── Information provided ──

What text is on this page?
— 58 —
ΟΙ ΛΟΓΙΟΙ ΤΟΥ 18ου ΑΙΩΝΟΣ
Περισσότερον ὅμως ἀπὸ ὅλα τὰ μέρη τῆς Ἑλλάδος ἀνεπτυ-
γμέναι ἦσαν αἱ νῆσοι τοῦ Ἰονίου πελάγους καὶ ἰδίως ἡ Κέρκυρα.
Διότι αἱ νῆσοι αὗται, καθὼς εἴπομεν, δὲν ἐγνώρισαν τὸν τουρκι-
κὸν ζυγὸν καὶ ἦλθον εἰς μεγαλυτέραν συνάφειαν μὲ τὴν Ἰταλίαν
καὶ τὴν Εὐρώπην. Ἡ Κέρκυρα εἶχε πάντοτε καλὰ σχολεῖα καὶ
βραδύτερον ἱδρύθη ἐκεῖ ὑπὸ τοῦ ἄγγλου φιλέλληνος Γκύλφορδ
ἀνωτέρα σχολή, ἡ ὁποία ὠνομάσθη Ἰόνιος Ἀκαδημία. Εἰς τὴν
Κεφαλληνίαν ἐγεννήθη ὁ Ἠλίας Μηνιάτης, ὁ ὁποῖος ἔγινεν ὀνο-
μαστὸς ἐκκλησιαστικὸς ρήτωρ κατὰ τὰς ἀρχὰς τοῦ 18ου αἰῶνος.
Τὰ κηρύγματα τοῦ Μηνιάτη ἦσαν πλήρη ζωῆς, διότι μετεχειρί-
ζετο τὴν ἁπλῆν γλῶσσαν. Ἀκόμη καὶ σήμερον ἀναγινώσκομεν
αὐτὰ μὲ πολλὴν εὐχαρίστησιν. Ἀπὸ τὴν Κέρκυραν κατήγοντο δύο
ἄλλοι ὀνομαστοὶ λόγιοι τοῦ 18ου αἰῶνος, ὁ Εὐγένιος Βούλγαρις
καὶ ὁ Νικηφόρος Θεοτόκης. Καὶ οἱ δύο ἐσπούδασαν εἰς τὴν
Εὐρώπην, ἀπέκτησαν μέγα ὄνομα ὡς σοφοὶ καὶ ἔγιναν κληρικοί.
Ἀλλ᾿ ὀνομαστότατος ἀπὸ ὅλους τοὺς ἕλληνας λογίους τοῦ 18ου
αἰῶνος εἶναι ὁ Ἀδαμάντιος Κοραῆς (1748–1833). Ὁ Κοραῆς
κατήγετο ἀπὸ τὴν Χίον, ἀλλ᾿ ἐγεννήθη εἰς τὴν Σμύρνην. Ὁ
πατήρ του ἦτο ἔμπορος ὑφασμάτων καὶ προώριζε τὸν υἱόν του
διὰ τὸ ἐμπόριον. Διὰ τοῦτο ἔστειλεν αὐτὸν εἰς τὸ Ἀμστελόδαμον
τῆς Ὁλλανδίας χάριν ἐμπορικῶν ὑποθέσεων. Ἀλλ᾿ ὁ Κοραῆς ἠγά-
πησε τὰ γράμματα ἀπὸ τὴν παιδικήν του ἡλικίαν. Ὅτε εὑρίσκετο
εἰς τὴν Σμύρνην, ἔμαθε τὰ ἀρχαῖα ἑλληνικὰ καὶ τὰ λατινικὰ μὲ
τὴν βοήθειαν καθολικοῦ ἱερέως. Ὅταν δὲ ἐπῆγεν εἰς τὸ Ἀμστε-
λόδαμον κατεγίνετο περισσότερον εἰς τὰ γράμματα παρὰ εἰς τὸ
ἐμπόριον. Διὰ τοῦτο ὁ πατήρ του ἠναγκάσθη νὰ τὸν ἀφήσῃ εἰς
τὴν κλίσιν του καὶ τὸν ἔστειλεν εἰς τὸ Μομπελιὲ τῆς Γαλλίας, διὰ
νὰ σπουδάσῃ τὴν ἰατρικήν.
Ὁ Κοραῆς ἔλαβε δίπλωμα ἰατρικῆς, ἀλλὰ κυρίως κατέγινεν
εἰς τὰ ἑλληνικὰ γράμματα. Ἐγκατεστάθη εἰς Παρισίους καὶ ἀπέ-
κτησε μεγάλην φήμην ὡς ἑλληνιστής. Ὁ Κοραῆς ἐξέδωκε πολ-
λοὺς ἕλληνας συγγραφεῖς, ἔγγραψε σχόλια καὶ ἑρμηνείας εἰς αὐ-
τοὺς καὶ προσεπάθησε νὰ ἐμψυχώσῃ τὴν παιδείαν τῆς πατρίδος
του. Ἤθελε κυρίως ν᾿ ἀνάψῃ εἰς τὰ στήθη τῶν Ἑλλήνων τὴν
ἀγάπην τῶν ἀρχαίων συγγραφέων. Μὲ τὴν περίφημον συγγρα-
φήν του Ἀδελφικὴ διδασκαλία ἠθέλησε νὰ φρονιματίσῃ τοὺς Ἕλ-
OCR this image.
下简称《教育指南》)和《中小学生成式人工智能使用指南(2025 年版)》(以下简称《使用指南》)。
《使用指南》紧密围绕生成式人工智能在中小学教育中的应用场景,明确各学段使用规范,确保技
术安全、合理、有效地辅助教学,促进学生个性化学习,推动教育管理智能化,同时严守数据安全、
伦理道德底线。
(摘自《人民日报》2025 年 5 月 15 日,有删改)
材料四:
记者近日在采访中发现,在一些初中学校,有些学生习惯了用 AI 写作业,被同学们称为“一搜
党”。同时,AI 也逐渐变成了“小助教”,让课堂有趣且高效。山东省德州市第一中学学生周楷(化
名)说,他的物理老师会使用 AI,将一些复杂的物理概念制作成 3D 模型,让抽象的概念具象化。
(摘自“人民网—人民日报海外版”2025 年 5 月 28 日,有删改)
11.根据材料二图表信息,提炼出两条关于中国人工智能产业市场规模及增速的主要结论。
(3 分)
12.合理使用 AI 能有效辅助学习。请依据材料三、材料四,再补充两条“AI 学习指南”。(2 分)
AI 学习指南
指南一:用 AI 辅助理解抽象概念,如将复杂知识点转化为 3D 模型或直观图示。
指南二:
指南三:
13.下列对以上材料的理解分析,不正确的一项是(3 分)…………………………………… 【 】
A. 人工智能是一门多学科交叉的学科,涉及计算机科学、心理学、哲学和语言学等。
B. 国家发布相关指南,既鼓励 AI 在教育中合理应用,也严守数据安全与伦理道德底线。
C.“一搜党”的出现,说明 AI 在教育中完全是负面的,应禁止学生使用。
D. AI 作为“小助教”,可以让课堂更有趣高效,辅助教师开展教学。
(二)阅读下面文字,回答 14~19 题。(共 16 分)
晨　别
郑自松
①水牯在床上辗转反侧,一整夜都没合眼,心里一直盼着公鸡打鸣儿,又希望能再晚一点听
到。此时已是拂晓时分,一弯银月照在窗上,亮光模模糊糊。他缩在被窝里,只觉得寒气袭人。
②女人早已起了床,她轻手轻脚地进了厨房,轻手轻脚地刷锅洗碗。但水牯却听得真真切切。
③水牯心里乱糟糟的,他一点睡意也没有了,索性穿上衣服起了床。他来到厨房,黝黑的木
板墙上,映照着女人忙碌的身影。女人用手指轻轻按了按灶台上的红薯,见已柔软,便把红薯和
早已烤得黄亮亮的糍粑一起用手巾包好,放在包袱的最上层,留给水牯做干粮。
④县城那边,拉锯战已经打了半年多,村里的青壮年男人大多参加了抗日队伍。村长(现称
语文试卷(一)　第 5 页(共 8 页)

───

**Exercise**
Copy out every line with the word "使用指南".

**Finished answer**
下简称《教育指南》)和《中小学生成式人工智能使用指南(2025 年版)》(以下简称《使用指南》)。
《使用指南》紧密围绕生成式人工智能在中小学教育中的应用场景,明确各学段使用规范,确保技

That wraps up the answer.